ITEMS
--- Begin ---

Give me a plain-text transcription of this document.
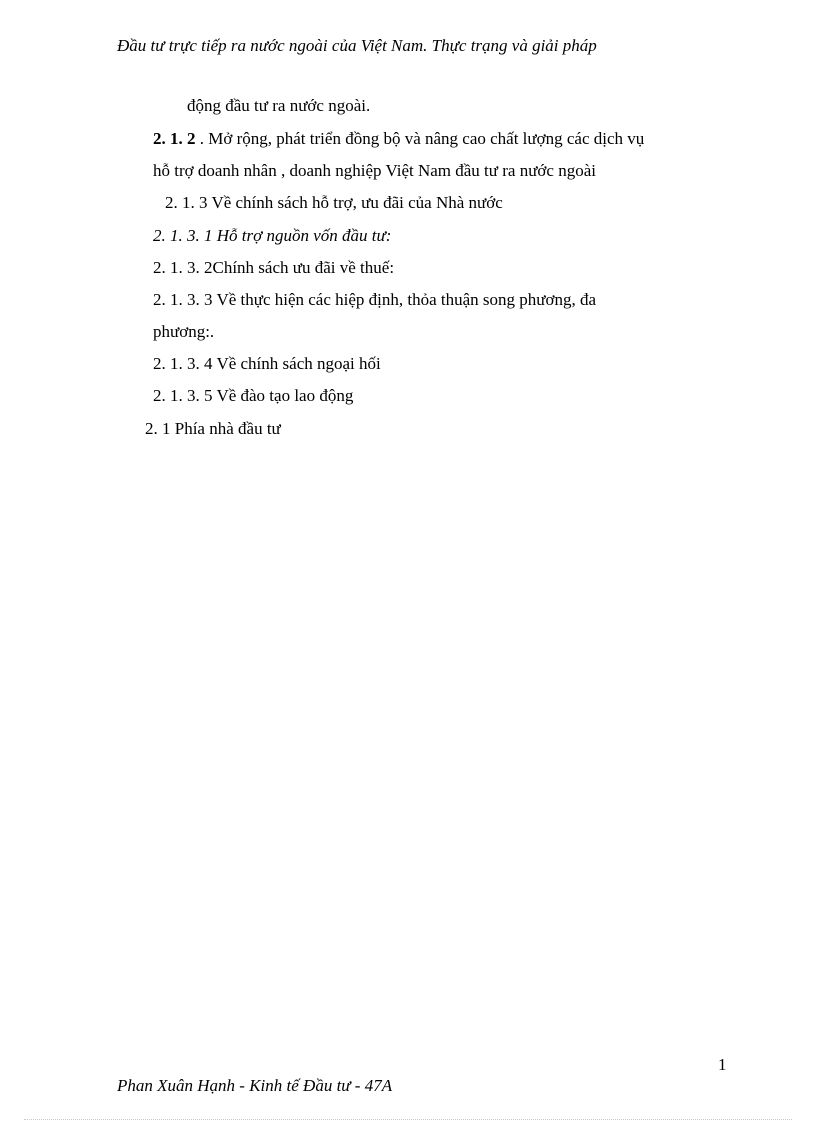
Đầu tư trực tiếp ra nước ngoài của Việt Nam. Thực trạng và giải pháp
động đầu tư ra nước ngoài.
2. 1. 2 . Mở rộng, phát triển đồng bộ và nâng cao chất lượng các dịch vụ
hỗ trợ doanh nhân , doanh nghiệp Việt Nam đầu tư ra nước ngoài
2. 1. 3 Về chính sách hỗ trợ, ưu đãi của Nhà nước
2. 1. 3. 1 Hỗ trợ nguồn vốn đầu tư:
2. 1. 3. 2Chính sách ưu đãi về thuế:
2. 1. 3. 3 Về thực hiện các hiệp định, thỏa thuận song phương, đa
phương:.
2. 1. 3. 4 Về chính sách ngoại hối
2. 1. 3. 5 Về đào tạo lao động
2. 1 Phía nhà đầu tư
1
Phan Xuân Hạnh - Kinh tế Đầu tư - 47A
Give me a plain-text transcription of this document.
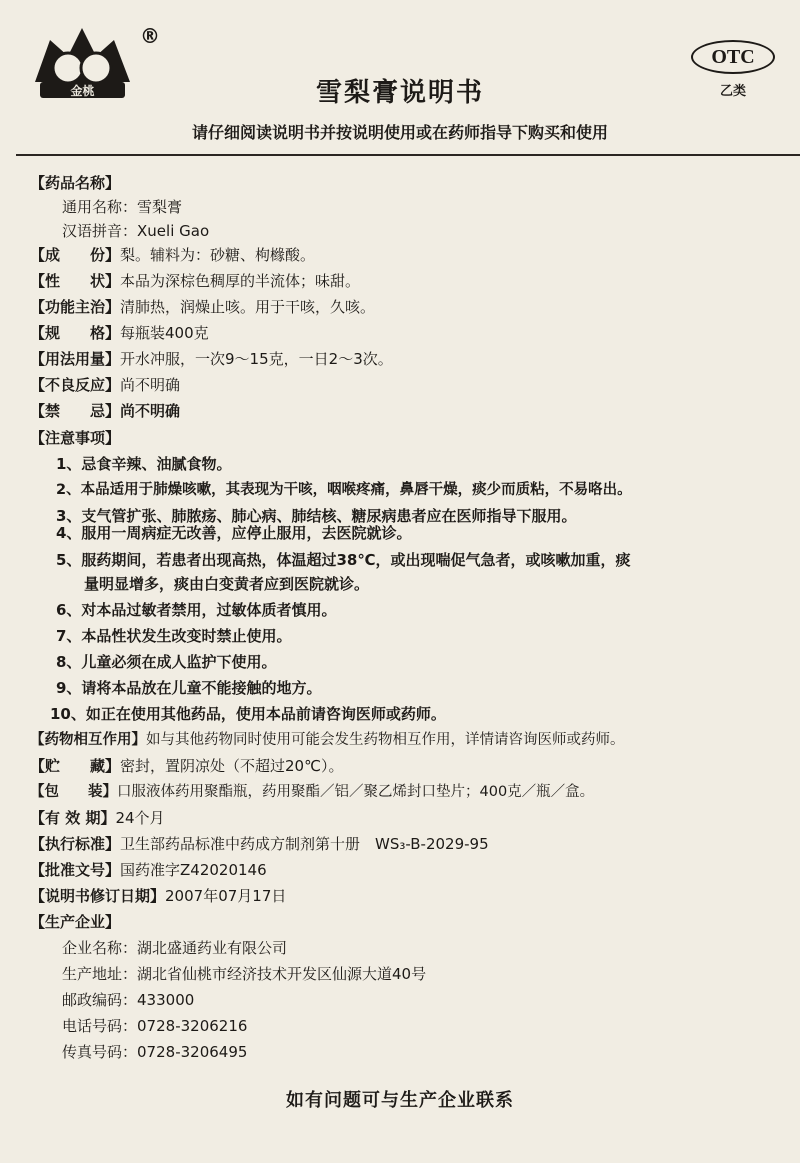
金桃
®
OTC
乙类
雪梨膏说明书
请仔细阅读说明书并按说明使用或在药师指导下购买和使用
【药品名称】
通用名称：雪梨膏
汉语拼音：Xueli Gao
【成　　份】梨。辅料为：砂糖、枸橼酸。
【性　　状】本品为深棕色稠厚的半流体；味甜。
【功能主治】清肺热，润燥止咳。用于干咳，久咳。
【规　　格】每瓶装400克
【用法用量】开水冲服，一次9～15克，一日2～3次。
【不良反应】尚不明确
【禁　　忌】尚不明确
【注意事项】
1、忌食辛辣、油腻食物。
2、本品适用于肺燥咳嗽，其表现为干咳，咽喉疼痛，鼻唇干燥，痰少而质粘，不易咯出。
3、支气管扩张、肺脓疡、肺心病、肺结核、糖尿病患者应在医师指导下服用。
4、服用一周病症无改善，应停止服用，去医院就诊。
5、服药期间，若患者出现高热，体温超过38℃，或出现喘促气急者，或咳嗽加重，痰
量明显增多，痰由白变黄者应到医院就诊。
6、对本品过敏者禁用，过敏体质者慎用。
7、本品性状发生改变时禁止使用。
8、儿童必须在成人监护下使用。
9、请将本品放在儿童不能接触的地方。
10、如正在使用其他药品，使用本品前请咨询医师或药师。
【药物相互作用】如与其他药物同时使用可能会发生药物相互作用，详情请咨询医师或药师。
【贮　　藏】密封，置阴凉处（不超过20℃）。
【包　　装】口服液体药用聚酯瓶，药用聚酯／铝／聚乙烯封口垫片；400克／瓶／盒。
【有 效 期】24个月
【执行标准】卫生部药品标准中药成方制剂第十册　WS₃-B-2029-95
【批准文号】国药准字Z42020146
【说明书修订日期】2007年07月17日
【生产企业】
企业名称：湖北盛通药业有限公司
生产地址：湖北省仙桃市经济技术开发区仙源大道40号
邮政编码：433000
电话号码：0728-3206216
传真号码：0728-3206495
如有问题可与生产企业联系
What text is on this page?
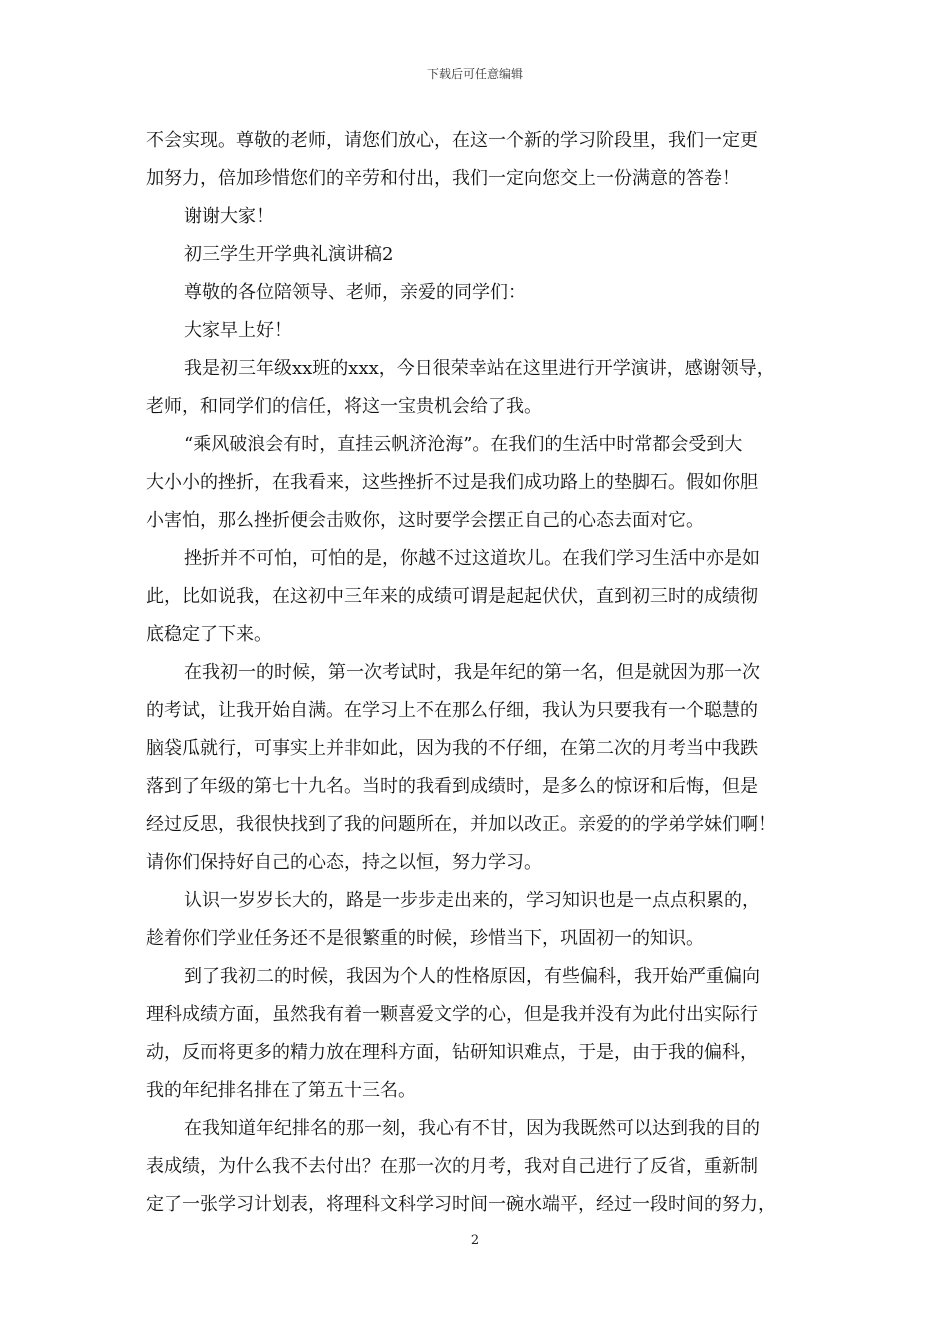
下载后可任意编辑
不会实现。尊敬的老师，请您们放心，在这一个新的学习阶段里，我们一定更
加努力，倍加珍惜您们的辛劳和付出，我们一定向您交上一份满意的答卷！
谢谢大家！
初三学生开学典礼演讲稿2
尊敬的各位陪领导、老师，亲爱的同学们：
大家早上好！
我是初三年级xx班的xxx，今日很荣幸站在这里进行开学演讲，感谢领导，
老师，和同学们的信任，将这一宝贵机会给了我。
“乘风破浪会有时，直挂云帆济沧海”。在我们的生活中时常都会受到大
大小小的挫折，在我看来，这些挫折不过是我们成功路上的垫脚石。假如你胆
小害怕，那么挫折便会击败你，这时要学会摆正自己的心态去面对它。
挫折并不可怕，可怕的是，你越不过这道坎儿。在我们学习生活中亦是如
此，比如说我，在这初中三年来的成绩可谓是起起伏伏，直到初三时的成绩彻
底稳定了下来。
在我初一的时候，第一次考试时，我是年纪的第一名，但是就因为那一次
的考试，让我开始自满。在学习上不在那么仔细，我认为只要我有一个聪慧的
脑袋瓜就行，可事实上并非如此，因为我的不仔细，在第二次的月考当中我跌
落到了年级的第七十九名。当时的我看到成绩时，是多么的惊讶和后悔，但是
经过反思，我很快找到了我的问题所在，并加以改正。亲爱的的学弟学妹们啊！
请你们保持好自己的心态，持之以恒，努力学习。
认识一岁岁长大的，路是一步步走出来的，学习知识也是一点点积累的，
趁着你们学业任务还不是很繁重的时候，珍惜当下，巩固初一的知识。
到了我初二的时候，我因为个人的性格原因，有些偏科，我开始严重偏向
理科成绩方面，虽然我有着一颗喜爱文学的心，但是我并没有为此付出实际行
动，反而将更多的精力放在理科方面，钻研知识难点，于是，由于我的偏科，
我的年纪排名排在了第五十三名。
在我知道年纪排名的那一刻，我心有不甘，因为我既然可以达到我的目的
表成绩，为什么我不去付出？在那一次的月考，我对自己进行了反省，重新制
定了一张学习计划表，将理科文科学习时间一碗水端平，经过一段时间的努力，
2
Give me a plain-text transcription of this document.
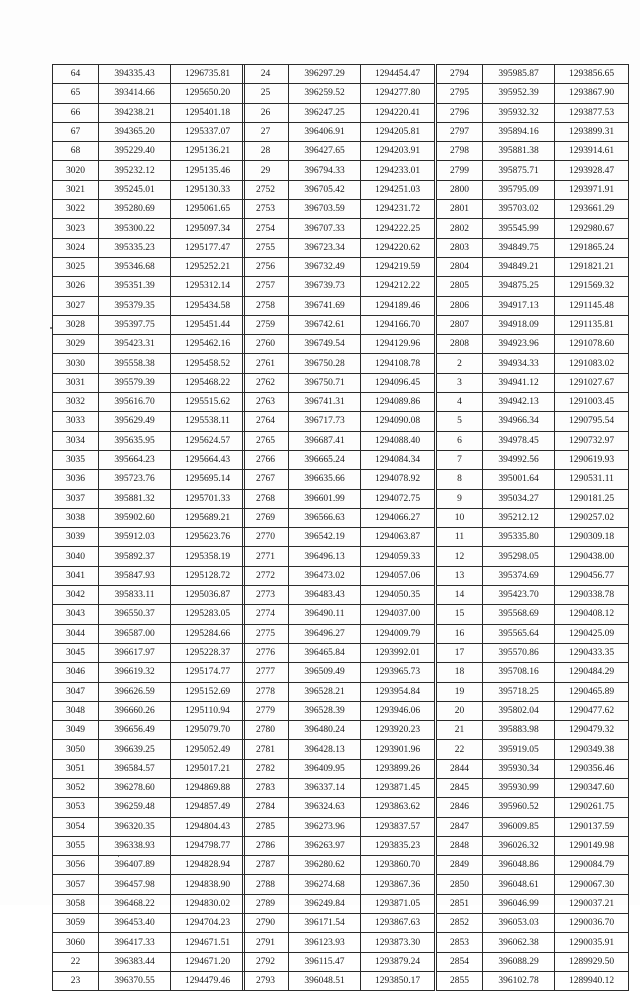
64	394335.43	1296735.81
65	393414.66	1295650.20
66	394238.21	1295401.18
67	394365.20	1295337.07
68	395229.40	1295136.21
3020	395232.12	1295135.46
3021	395245.01	1295130.33
3022	395280.69	1295061.65
3023	395300.22	1295097.34
3024	395335.23	1295177.47
3025	395346.68	1295252.21
3026	395351.39	1295312.14
3027	395379.35	1295434.58
3028	395397.75	1295451.44
3029	395423.31	1295462.16
3030	395558.38	1295458.52
3031	395579.39	1295468.22
3032	395616.70	1295515.62
3033	395629.49	1295538.11
3034	395635.95	1295624.57
3035	395664.23	1295664.43
3036	395723.76	1295695.14
3037	395881.32	1295701.33
3038	395902.60	1295689.21
3039	395912.03	1295623.76
3040	395892.37	1295358.19
3041	395847.93	1295128.72
3042	395833.11	1295036.87
3043	396550.37	1295283.05
3044	396587.00	1295284.66
3045	396617.97	1295228.37
3046	396619.32	1295174.77
3047	396626.59	1295152.69
3048	396660.26	1295110.94
3049	396656.49	1295079.70
3050	396639.25	1295052.49
3051	396584.57	1295017.21
3052	396278.60	1294869.88
3053	396259.48	1294857.49
3054	396320.35	1294804.43
3055	396338.93	1294798.77
3056	396407.89	1294828.94
3057	396457.98	1294838.90
3058	396468.22	1294830.02
3059	396453.40	1294704.23
3060	396417.33	1294671.51
22	396383.44	1294671.20
23	396370.55	1294479.46
24	396297.29	1294454.47
25	396259.52	1294277.80
26	396247.25	1294220.41
27	396406.91	1294205.81
28	396427.65	1294203.91
29	396794.33	1294233.01
2752	396705.42	1294251.03
2753	396703.59	1294231.72
2754	396707.33	1294222.25
2755	396723.34	1294220.62
2756	396732.49	1294219.59
2757	396739.73	1294212.22
2758	396741.69	1294189.46
2759	396742.61	1294166.70
2760	396749.54	1294129.96
2761	396750.28	1294108.78
2762	396750.71	1294096.45
2763	396741.31	1294089.86
2764	396717.73	1294090.08
2765	396687.41	1294088.40
2766	396665.24	1294084.34
2767	396635.66	1294078.92
2768	396601.99	1294072.75
2769	396566.63	1294066.27
2770	396542.19	1294063.87
2771	396496.13	1294059.33
2772	396473.02	1294057.06
2773	396483.43	1294050.35
2774	396490.11	1294037.00
2775	396496.27	1294009.79
2776	396465.84	1293992.01
2777	396509.49	1293965.73
2778	396528.21	1293954.84
2779	396528.39	1293946.06
2780	396480.24	1293920.23
2781	396428.13	1293901.96
2782	396409.95	1293899.26
2783	396337.14	1293871.45
2784	396324.63	1293863.62
2785	396273.96	1293837.57
2786	396263.97	1293835.23
2787	396280.62	1293860.70
2788	396274.68	1293867.36
2789	396249.84	1293871.05
2790	396171.54	1293867.63
2791	396123.93	1293873.30
2792	396115.47	1293879.24
2793	396048.51	1293850.17
2794	395985.87	1293856.65
2795	395952.39	1293867.90
2796	395932.32	1293877.53
2797	395894.16	1293899.31
2798	395881.38	1293914.61
2799	395875.71	1293928.47
2800	395795.09	1293971.91
2801	395703.02	1293661.29
2802	395545.99	1292980.67
2803	394849.75	1291865.24
2804	394849.21	1291821.21
2805	394875.25	1291569.32
2806	394917.13	1291145.48
2807	394918.09	1291135.81
2808	394923.96	1291078.60
2	394934.33	1291083.02
3	394941.12	1291027.67
4	394942.13	1291003.45
5	394966.34	1290795.54
6	394978.45	1290732.97
7	394992.56	1290619.93
8	395001.64	1290531.11
9	395034.27	1290181.25
10	395212.12	1290257.02
11	395335.80	1290309.18
12	395298.05	1290438.00
13	395374.69	1290456.77
14	395423.70	1290338.78
15	395568.69	1290408.12
16	395565.64	1290425.09
17	395570.86	1290433.35
18	395708.16	1290484.29
19	395718.25	1290465.89
20	395802.04	1290477.62
21	395883.98	1290479.32
22	395919.05	1290349.38
2844	395930.34	1290356.46
2845	395930.99	1290347.60
2846	395960.52	1290261.75
2847	396009.85	1290137.59
2848	396026.32	1290149.98
2849	396048.86	1290084.79
2850	396048.61	1290067.30
2851	396046.99	1290037.21
2852	396053.03	1290036.70
2853	396062.38	1290035.91
2854	396088.29	1289929.50
2855	396102.78	1289940.12
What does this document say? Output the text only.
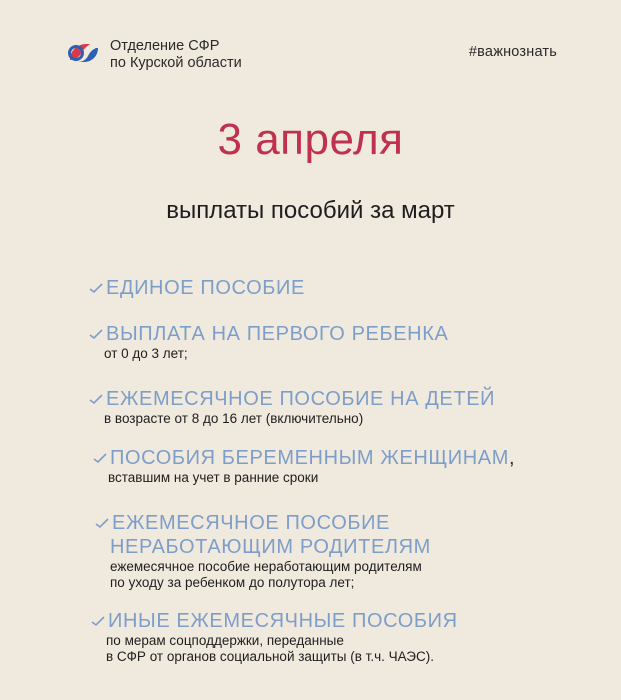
Отделение СФР
по Курской области
#важнознать
3 апреля
выплаты пособий за март
ЕДИНОЕ ПОСОБИЕ
ВЫПЛАТА НА ПЕРВОГО РЕБЕНКА
от 0 до 3 лет;
ЕЖЕМЕСЯЧНОЕ ПОСОБИЕ НА ДЕТЕЙ
в возрасте от 8 до 16 лет (включительно)
ПОСОБИЯ БЕРЕМЕННЫМ ЖЕНЩИНАМ ,
вставшим на учет в ранние сроки
ЕЖЕМЕСЯЧНОЕ ПОСОБИЕ
НЕРАБОТАЮЩИМ РОДИТЕЛЯМ
ежемесячное пособие неработающим родителям
по уходу за ребенком до полутора лет;
ИНЫЕ ЕЖЕМЕСЯЧНЫЕ ПОСОБИЯ
по мерам соцподдержки, переданные
в СФР от органов социальной защиты (в т.ч. ЧАЭС).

--- End ---

WHAT YOU WILL DO
Look through the entries above and report the number of lines that contain "phương". Write only the number.

ANSWER IN FULL
2